Selected passage:
....................

Hmmm.. couldn't something be rigged up to access the AccurateRip database to see if a lossless file is bit-perfectly the same as what's on the original CD? Of course this assumes it was ripped with the proper offset to begin with, but still, a positive would be a more definitive indicator than peak values or FFT analysis.

I have plenty of genuine lossless rips (done myself,) and not a single one is bitperfect because I don't really care about offsets. I'm pretty sure this applies to a pretty large proportion of lossless rips that one's likely to find, as well. So this might be much better at avoiding false positives (close to perfect, even,) but will through up huge numbers of false negatives.
Bourne
QUOTE
Hmmm.. couldn't something be rigged up to access the AccurateRip database to see if a lossless file is bit-perfectly the same as what's on the original CD? Of course this assumes it was ripped with the proper offset to begin with, but still, a positive would be a more definitive indicator than peak values or FFT analysis.


Can I check FLACs against AccurateRip? Is there any tool?
Fandango
QUOTE(Cyaneyes @ Aug 30 2007, 20:14) *

Of course this assumes it was ripped with the proper offset to begin with, but still, a positive would be a more definitive indicator than peak values or FFT analysis.

Not really, what if the lossy music was once written to a CD that was then ripped with an AR-able program and the results ended up in the AR database?

Or what if the CDs are not in the database? This happens frequently to me.

TauAnalyzer has the advantage that it actually analyzes the data at hand. I guess it comes down to what you trust more, a scientific analysis or the AR users. Personally I trust the TauAnalyzer, but I won't trust a 1-5 confidence match from AR.

I'd do both tests (plus replaygain, which is done with every album anyway). But I can only get pretty sure results and no definitive results.

QUOTE(Bourne @ Aug 30 2007, 22:46) *

Can I check FLACs against AccurateRip? Is there any tool?

Yes, convert the flacs to a single WAV and a CUE SHEET: in case you don't have a non-compliant CUE SHEET from EAC create a simple CUE SHEET that references to the FLACs first. Then load it up in CUETools and convert it to a "single WAV". Version 1.9.0 can even correct wrong offsets now.

....................

Bounding box prediction data:
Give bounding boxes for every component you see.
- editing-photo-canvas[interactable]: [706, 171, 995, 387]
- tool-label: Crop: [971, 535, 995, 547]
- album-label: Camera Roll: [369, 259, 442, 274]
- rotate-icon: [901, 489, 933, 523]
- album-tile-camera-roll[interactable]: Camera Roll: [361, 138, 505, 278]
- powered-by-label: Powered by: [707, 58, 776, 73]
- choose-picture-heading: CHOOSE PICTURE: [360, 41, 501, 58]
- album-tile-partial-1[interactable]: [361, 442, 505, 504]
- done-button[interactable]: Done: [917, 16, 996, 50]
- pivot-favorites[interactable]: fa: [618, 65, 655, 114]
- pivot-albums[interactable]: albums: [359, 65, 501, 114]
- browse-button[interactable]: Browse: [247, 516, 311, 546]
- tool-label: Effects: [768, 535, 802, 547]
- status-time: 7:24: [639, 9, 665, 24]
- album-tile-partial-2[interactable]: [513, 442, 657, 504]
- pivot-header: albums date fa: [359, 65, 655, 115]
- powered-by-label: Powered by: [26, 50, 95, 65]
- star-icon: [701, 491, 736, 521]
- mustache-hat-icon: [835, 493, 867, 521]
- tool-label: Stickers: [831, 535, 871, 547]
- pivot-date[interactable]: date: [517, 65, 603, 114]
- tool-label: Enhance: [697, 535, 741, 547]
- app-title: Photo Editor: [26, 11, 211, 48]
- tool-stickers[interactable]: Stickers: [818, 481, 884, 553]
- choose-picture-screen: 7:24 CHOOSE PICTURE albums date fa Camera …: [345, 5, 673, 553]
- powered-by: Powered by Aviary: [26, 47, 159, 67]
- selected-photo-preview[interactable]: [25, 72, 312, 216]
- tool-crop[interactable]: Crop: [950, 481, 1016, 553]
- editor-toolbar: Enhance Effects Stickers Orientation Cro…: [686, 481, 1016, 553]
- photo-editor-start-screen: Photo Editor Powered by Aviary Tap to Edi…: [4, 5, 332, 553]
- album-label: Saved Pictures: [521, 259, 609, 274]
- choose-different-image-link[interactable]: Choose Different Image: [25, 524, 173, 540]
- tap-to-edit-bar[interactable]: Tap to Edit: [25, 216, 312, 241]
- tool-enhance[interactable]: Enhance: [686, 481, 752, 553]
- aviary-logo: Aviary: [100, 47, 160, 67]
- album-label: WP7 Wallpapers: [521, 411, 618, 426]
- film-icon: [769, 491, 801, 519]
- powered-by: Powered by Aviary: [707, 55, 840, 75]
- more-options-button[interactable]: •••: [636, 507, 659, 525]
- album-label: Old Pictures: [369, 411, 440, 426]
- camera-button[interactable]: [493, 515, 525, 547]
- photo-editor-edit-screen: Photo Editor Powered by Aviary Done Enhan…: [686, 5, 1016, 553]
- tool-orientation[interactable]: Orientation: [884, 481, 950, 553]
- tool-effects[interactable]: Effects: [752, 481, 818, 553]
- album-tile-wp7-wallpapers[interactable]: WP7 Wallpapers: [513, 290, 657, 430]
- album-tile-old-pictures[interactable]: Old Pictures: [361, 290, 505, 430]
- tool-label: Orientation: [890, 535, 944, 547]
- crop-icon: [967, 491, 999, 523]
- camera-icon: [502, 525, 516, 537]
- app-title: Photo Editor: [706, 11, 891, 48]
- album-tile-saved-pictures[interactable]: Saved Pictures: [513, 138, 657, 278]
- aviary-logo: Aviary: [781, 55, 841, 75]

....................

Instructions for the task:
In the forum discussion about verifying lossless rips, reproduce word for word the passage from "I'd do both" to "wrong offsets now.".

Finished task:
I'd do both tests (plus replaygain, which is done with every album anyway). But I can only get pretty sure results and no definitive results.

QUOTE(Bourne @ Aug 30 2007, 22:46) *

Can I check FLACs against AccurateRip? Is there any tool?

Yes, convert the flacs to a single WAV and a CUE SHEET: in case you don't have a non-compliant CUE SHEET from EAC create a simple CUE SHEET that references to the FLACs first. Then load it up in CUETools and convert it to a "single WAV". Version 1.9.0 can even correct wrong offsets now.